■ SUPPLIED RECORDS:

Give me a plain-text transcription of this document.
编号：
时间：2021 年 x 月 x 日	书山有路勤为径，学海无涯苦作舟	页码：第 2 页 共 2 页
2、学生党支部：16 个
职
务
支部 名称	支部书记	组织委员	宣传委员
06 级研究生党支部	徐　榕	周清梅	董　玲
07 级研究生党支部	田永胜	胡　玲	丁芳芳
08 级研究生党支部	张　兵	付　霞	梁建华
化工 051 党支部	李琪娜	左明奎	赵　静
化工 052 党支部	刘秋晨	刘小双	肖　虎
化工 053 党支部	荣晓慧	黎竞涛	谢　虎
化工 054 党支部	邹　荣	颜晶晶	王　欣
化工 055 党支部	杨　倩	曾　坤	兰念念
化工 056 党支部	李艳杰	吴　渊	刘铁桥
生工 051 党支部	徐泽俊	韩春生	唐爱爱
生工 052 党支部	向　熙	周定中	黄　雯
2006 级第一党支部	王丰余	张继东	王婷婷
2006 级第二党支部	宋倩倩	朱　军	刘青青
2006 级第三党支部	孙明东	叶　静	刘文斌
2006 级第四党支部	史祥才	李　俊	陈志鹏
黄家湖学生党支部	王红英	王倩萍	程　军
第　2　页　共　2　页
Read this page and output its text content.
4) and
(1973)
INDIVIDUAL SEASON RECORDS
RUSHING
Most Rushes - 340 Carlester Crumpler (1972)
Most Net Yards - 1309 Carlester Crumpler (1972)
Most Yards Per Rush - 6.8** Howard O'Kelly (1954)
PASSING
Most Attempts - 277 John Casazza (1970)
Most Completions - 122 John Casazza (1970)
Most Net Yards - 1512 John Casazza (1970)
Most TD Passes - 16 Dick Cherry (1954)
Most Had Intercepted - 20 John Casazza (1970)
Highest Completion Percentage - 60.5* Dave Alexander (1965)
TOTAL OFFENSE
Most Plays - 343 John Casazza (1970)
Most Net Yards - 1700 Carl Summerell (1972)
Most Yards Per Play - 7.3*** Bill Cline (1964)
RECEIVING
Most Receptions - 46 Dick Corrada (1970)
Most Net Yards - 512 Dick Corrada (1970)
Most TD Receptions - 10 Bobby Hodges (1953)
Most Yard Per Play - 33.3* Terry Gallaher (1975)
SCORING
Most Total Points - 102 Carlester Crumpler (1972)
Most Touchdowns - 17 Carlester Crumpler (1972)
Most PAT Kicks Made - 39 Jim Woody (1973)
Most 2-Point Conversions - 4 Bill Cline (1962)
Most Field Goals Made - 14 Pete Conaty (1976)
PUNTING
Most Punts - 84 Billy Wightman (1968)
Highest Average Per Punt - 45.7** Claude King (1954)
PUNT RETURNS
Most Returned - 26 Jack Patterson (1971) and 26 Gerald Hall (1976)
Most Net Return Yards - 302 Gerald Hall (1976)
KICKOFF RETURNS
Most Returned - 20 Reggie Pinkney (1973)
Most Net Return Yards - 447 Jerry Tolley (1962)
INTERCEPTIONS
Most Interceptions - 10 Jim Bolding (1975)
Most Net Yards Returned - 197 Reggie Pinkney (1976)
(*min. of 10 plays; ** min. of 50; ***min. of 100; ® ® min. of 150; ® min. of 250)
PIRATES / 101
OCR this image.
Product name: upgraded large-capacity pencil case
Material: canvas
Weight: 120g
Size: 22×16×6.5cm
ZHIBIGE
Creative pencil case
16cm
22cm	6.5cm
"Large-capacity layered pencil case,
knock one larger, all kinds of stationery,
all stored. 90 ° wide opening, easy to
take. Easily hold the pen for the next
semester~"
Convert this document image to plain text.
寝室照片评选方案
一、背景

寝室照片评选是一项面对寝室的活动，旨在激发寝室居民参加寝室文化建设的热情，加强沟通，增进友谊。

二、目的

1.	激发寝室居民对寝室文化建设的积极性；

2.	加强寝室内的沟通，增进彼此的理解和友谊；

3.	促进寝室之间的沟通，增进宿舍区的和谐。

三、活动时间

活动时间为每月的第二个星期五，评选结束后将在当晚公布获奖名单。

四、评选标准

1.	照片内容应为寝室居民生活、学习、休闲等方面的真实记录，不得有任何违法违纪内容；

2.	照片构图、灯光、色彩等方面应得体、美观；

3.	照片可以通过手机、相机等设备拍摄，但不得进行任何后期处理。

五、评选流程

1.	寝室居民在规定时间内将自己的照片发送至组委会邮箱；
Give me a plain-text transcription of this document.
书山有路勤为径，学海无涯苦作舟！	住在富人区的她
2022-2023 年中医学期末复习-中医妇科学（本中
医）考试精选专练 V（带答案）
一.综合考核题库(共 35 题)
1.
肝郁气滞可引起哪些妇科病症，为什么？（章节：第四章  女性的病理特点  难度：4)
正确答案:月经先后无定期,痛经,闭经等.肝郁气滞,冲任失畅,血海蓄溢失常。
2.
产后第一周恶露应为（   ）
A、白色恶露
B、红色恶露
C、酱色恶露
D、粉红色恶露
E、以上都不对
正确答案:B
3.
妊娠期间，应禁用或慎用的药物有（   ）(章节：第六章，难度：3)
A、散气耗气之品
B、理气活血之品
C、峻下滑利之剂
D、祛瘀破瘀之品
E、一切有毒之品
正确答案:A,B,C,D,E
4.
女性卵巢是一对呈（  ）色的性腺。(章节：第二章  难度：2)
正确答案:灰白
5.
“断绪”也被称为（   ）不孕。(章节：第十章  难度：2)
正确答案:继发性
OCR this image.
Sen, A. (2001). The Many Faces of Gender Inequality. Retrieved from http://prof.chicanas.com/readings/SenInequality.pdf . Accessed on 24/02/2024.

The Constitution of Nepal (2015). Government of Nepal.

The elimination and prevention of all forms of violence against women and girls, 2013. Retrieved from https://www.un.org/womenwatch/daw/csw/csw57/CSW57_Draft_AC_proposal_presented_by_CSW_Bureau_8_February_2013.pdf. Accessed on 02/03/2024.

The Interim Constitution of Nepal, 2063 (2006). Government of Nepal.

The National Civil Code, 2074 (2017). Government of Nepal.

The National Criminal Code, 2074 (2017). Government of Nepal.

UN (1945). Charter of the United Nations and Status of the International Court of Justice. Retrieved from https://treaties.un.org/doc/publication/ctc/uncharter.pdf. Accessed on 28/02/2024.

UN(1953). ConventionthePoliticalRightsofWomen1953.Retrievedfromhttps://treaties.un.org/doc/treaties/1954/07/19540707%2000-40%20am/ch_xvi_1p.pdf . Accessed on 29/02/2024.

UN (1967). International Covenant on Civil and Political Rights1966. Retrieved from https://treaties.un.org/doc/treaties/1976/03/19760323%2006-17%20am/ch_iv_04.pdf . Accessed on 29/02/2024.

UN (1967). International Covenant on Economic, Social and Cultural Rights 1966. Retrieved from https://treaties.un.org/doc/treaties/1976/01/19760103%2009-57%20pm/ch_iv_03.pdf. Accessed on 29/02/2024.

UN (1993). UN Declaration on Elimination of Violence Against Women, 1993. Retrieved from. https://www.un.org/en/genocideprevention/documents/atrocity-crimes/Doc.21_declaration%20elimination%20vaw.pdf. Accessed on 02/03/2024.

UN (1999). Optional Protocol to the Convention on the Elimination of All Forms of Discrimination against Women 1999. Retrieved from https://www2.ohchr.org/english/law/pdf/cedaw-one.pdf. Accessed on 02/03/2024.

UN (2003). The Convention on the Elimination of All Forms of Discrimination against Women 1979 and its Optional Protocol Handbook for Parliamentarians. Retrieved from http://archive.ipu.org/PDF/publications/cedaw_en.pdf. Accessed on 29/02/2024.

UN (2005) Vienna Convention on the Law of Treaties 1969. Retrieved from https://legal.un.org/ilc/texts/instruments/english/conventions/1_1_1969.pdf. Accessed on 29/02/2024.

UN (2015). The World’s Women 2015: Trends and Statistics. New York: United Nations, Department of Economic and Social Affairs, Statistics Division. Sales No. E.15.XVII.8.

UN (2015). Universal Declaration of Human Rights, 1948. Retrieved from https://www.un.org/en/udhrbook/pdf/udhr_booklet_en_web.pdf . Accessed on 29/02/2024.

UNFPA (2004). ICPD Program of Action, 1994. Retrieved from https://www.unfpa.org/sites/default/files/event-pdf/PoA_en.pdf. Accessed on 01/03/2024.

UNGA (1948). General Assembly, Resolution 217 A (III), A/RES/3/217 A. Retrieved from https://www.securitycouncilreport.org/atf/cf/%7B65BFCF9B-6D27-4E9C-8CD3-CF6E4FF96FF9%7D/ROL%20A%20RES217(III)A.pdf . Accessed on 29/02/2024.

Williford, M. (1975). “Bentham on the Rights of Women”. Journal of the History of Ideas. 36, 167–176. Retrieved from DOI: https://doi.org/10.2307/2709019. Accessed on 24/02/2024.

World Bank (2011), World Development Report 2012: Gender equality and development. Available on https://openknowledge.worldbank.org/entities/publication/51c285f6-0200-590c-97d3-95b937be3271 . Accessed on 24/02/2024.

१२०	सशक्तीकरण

■ PROBLEM DETAILS: Go through the material and copy out every line with "Receptions" in it.

■ EXERCISE SOLUTION:
Most Receptions - 46 Dick Corrada (1970)
Most TD Receptions - 10 Bobby Hodges (1953)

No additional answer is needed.